The task: Leave out the pictures and repeat the rest of the material exactly.

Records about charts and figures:
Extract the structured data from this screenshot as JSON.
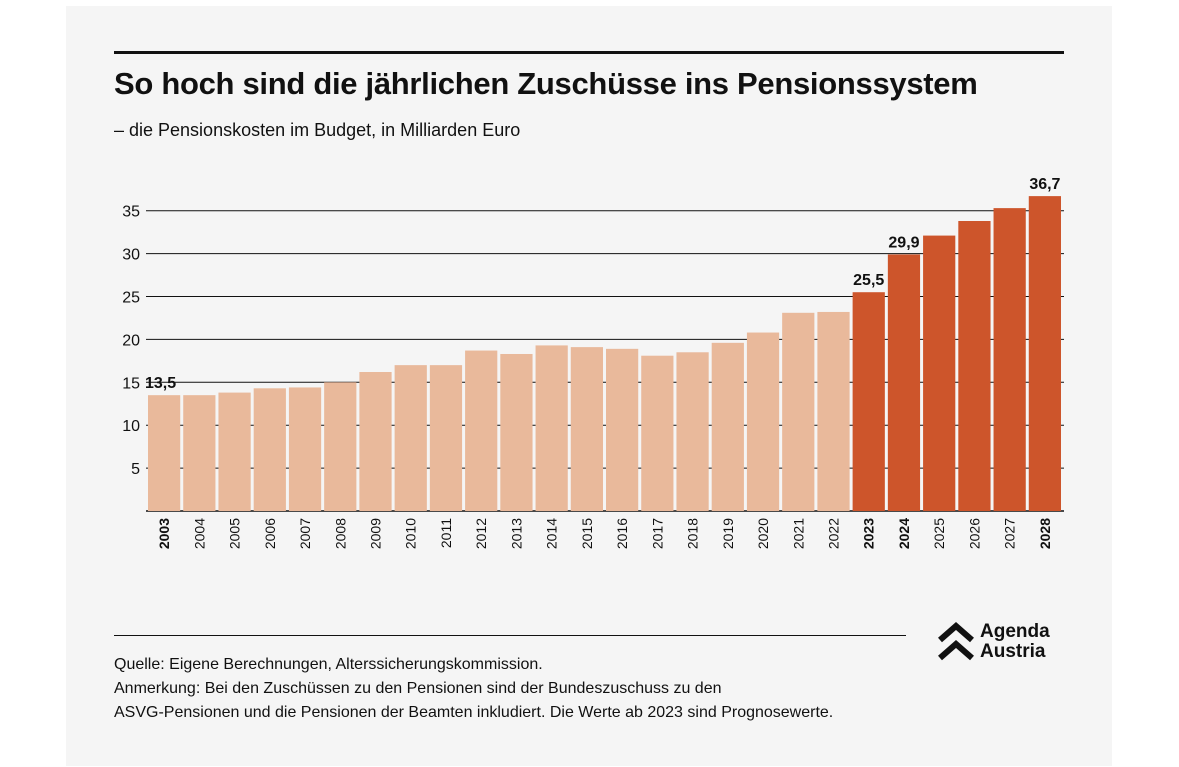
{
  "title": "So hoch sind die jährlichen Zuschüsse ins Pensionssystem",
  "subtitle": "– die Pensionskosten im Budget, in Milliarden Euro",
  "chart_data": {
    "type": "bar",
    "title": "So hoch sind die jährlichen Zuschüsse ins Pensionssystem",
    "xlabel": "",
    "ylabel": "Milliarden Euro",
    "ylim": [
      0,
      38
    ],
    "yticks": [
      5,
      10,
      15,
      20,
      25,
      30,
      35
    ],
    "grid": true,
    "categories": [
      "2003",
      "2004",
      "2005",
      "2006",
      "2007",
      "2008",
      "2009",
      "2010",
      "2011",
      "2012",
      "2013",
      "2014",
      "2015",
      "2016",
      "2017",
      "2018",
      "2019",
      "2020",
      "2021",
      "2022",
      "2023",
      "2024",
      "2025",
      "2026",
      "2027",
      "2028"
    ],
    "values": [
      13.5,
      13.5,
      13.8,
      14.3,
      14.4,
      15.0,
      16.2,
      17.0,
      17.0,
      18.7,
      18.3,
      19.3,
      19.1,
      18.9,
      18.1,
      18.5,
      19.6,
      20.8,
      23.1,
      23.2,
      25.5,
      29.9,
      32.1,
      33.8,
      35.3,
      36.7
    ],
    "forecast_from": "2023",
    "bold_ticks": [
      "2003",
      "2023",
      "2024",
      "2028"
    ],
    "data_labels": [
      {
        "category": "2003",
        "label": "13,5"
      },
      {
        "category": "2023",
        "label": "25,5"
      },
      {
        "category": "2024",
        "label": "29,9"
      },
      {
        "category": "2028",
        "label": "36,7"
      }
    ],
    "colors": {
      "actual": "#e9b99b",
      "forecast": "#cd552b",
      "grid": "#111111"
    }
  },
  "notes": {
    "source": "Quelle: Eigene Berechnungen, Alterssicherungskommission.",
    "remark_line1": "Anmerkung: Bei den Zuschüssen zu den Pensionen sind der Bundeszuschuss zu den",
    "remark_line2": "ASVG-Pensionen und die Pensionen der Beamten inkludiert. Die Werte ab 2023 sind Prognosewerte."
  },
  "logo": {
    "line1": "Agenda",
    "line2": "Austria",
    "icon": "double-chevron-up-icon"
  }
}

Expected answer:
Extract the structured data from this screenshot as JSON.
{
  "title": "So hoch sind die jährlichen Zuschüsse ins Pensionssystem",
  "subtitle": "– die Pensionskosten im Budget, in Milliarden Euro",
  "chart_data": {
    "type": "bar",
    "title": "So hoch sind die jährlichen Zuschüsse ins Pensionssystem",
    "xlabel": "",
    "ylabel": "Milliarden Euro",
    "ylim": [
      0,
      38
    ],
    "yticks": [
      5,
      10,
      15,
      20,
      25,
      30,
      35
    ],
    "grid": true,
    "categories": [
      "2003",
      "2004",
      "2005",
      "2006",
      "2007",
      "2008",
      "2009",
      "2010",
      "2011",
      "2012",
      "2013",
      "2014",
      "2015",
      "2016",
      "2017",
      "2018",
      "2019",
      "2020",
      "2021",
      "2022",
      "2023",
      "2024",
      "2025",
      "2026",
      "2027",
      "2028"
    ],
    "values": [
      13.5,
      13.5,
      13.8,
      14.3,
      14.4,
      15.0,
      16.2,
      17.0,
      17.0,
      18.7,
      18.3,
      19.3,
      19.1,
      18.9,
      18.1,
      18.5,
      19.6,
      20.8,
      23.1,
      23.2,
      25.5,
      29.9,
      32.1,
      33.8,
      35.3,
      36.7
    ],
    "forecast_from": "2023",
    "bold_ticks": [
      "2003",
      "2023",
      "2024",
      "2028"
    ],
    "data_labels": [
      {
        "category": "2003",
        "label": "13,5"
      },
      {
        "category": "2023",
        "label": "25,5"
      },
      {
        "category": "2024",
        "label": "29,9"
      },
      {
        "category": "2028",
        "label": "36,7"
      }
    ],
    "colors": {
      "actual": "#e9b99b",
      "forecast": "#cd552b",
      "grid": "#111111"
    }
  },
  "notes": {
    "source": "Quelle: Eigene Berechnungen, Alterssicherungskommission.",
    "remark_line1": "Anmerkung: Bei den Zuschüssen zu den Pensionen sind der Bundeszuschuss zu den",
    "remark_line2": "ASVG-Pensionen und die Pensionen der Beamten inkludiert. Die Werte ab 2023 sind Prognosewerte."
  },
  "logo": {
    "line1": "Agenda",
    "line2": "Austria",
    "icon": "double-chevron-up-icon"
  }
}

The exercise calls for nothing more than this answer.